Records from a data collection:
#####
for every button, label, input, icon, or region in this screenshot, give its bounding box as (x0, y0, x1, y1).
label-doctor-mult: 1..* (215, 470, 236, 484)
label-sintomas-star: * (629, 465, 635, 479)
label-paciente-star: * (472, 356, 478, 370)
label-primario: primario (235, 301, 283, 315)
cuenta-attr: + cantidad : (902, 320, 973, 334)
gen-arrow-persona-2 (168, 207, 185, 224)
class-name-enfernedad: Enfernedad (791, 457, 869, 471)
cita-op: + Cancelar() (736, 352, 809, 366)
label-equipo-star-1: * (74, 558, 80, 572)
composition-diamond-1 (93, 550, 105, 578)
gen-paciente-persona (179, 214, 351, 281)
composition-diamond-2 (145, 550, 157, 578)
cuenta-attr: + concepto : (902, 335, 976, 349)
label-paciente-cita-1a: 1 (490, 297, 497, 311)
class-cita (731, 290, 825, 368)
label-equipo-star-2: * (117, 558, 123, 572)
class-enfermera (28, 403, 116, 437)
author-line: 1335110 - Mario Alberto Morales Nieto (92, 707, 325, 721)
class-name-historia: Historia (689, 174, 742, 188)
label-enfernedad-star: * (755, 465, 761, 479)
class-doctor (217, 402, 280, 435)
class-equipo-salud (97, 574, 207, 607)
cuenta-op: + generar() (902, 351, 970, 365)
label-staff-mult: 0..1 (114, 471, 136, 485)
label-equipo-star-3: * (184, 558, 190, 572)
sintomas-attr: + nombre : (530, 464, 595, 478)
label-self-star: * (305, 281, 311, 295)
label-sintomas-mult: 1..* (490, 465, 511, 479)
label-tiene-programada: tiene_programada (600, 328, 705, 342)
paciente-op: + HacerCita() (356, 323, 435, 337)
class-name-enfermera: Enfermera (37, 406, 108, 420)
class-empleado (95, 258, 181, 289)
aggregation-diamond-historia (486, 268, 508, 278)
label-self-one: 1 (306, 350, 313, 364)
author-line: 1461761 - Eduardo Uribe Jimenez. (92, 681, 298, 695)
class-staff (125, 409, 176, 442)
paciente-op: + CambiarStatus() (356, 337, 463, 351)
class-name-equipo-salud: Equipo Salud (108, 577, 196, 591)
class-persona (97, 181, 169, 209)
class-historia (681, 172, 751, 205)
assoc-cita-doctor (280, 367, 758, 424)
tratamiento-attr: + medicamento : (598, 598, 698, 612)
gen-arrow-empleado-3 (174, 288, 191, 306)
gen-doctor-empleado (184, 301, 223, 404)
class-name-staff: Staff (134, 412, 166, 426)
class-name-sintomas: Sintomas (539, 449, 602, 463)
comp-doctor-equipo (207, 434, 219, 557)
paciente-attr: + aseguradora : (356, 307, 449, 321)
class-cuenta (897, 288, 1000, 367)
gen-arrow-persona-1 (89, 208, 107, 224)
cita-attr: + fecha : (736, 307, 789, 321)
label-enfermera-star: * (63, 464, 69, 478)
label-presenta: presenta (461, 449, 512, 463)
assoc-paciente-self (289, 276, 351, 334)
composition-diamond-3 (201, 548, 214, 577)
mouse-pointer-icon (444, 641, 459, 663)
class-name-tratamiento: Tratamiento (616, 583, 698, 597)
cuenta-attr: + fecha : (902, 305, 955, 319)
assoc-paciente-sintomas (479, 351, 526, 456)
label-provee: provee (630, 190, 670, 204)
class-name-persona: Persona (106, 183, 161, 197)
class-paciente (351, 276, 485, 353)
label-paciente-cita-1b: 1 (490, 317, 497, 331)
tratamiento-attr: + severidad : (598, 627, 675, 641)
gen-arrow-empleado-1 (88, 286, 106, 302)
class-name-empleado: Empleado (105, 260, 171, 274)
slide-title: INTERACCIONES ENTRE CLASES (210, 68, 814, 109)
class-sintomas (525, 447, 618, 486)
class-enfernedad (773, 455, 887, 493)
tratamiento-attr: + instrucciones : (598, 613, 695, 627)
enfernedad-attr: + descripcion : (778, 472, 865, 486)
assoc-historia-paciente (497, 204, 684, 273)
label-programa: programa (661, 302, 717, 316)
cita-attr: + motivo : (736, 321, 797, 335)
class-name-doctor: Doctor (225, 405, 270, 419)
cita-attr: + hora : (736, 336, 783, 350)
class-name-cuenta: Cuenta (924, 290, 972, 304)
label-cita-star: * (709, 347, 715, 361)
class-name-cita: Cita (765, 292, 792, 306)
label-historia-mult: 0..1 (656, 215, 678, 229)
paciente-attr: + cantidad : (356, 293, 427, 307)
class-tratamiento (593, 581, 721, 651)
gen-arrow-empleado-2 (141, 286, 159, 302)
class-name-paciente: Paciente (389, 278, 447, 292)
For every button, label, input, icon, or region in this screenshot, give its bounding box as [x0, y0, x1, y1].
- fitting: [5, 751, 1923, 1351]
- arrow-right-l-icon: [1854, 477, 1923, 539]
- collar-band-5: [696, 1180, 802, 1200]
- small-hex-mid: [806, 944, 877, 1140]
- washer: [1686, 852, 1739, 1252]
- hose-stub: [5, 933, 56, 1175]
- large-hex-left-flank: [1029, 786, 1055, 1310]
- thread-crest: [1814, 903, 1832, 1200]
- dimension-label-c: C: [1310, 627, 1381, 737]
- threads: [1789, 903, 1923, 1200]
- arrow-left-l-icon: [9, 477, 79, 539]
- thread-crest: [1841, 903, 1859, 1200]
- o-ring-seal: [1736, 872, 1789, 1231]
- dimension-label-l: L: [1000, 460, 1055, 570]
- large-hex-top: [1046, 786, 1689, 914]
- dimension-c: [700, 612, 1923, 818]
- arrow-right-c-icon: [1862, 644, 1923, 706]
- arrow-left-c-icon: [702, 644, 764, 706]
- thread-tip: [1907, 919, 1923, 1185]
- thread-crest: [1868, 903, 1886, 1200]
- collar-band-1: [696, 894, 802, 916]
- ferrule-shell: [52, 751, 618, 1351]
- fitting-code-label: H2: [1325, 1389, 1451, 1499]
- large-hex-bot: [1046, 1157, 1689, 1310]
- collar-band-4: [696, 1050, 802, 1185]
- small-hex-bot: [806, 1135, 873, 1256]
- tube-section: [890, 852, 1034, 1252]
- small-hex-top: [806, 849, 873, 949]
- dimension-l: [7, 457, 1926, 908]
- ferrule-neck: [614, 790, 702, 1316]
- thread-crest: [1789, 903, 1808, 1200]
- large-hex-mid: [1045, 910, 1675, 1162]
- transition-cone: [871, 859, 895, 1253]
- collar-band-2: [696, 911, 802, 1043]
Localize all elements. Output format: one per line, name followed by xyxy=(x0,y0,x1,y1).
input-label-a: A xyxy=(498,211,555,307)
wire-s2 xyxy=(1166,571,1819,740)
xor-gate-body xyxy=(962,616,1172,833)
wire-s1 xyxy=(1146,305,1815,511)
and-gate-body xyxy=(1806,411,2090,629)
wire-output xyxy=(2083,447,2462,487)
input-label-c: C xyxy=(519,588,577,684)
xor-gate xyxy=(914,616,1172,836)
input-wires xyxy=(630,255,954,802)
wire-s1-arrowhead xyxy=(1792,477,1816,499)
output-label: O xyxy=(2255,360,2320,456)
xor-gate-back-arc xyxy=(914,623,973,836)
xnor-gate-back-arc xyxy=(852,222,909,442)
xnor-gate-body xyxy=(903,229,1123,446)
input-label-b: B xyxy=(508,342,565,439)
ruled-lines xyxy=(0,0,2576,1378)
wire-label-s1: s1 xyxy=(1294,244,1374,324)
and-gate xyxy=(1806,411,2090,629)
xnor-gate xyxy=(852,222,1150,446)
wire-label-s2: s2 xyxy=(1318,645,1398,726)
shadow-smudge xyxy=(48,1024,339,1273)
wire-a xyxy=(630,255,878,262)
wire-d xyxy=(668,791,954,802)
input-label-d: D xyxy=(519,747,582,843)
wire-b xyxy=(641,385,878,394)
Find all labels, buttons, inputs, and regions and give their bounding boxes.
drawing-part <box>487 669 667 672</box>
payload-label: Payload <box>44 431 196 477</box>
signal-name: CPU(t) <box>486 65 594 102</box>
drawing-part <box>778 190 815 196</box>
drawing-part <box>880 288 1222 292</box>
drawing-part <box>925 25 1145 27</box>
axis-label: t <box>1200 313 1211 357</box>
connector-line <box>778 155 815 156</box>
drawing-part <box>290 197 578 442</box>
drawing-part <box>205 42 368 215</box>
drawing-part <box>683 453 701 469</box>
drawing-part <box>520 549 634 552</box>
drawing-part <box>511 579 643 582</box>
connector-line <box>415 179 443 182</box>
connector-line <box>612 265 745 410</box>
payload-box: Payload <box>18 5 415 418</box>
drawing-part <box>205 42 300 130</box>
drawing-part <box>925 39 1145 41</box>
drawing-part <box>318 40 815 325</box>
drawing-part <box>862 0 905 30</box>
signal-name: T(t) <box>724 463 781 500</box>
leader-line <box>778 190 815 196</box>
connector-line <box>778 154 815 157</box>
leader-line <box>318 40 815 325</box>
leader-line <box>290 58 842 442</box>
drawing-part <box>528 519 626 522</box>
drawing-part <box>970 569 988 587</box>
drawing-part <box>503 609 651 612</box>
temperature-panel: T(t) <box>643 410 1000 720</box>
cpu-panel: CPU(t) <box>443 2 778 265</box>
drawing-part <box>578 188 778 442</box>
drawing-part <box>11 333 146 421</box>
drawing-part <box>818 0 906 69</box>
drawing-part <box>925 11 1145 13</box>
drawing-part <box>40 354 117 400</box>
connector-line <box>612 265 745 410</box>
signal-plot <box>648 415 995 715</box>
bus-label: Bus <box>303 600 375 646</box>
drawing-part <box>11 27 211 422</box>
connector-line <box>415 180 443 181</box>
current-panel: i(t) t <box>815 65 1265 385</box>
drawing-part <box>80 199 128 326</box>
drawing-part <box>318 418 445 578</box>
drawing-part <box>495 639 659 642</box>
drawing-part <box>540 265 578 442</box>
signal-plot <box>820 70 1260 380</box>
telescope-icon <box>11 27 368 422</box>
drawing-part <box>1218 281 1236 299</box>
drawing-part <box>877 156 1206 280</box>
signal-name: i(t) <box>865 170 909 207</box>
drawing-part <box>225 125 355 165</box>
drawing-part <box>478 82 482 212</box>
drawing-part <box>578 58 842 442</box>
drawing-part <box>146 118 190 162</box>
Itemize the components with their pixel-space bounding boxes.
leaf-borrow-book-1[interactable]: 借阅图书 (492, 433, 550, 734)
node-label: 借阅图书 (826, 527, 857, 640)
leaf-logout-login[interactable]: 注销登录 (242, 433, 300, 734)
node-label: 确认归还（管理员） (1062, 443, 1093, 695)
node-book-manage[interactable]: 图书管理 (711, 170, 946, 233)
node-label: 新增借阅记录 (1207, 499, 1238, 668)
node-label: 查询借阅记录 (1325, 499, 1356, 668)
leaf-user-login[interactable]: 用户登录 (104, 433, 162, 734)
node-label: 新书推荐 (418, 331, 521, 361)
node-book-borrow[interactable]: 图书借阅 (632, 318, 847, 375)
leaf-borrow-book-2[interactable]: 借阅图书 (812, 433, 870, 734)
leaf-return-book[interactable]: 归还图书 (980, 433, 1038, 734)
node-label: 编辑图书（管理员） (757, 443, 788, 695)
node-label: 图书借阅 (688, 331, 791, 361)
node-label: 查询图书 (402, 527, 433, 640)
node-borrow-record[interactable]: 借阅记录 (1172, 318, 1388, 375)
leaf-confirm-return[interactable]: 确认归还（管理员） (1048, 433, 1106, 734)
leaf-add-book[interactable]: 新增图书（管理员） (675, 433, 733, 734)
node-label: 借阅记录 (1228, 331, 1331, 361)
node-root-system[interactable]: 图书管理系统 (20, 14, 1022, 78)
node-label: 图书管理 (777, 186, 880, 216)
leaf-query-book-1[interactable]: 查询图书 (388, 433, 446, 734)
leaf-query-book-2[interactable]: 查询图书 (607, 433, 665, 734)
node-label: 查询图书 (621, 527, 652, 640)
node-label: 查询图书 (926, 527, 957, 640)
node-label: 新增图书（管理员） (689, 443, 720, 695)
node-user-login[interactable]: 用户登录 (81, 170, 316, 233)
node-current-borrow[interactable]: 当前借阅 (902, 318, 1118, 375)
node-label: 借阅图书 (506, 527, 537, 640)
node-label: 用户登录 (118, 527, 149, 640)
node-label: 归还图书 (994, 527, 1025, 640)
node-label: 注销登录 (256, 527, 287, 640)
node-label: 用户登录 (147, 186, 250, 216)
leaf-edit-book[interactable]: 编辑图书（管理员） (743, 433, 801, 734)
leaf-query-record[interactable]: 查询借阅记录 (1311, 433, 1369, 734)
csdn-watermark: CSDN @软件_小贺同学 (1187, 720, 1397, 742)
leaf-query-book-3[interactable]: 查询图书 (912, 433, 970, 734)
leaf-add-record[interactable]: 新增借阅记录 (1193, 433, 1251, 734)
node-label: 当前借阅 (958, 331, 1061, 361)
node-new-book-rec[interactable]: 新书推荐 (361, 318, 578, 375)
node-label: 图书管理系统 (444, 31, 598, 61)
#####
## Work to complete
Report each line of the data that contains the string "图书管理系统".

## Exercise solution
node-root-system[interactable]: 图书管理系统 (20, 14, 1022, 78)
node-label: 图书管理系统 (444, 31, 598, 61)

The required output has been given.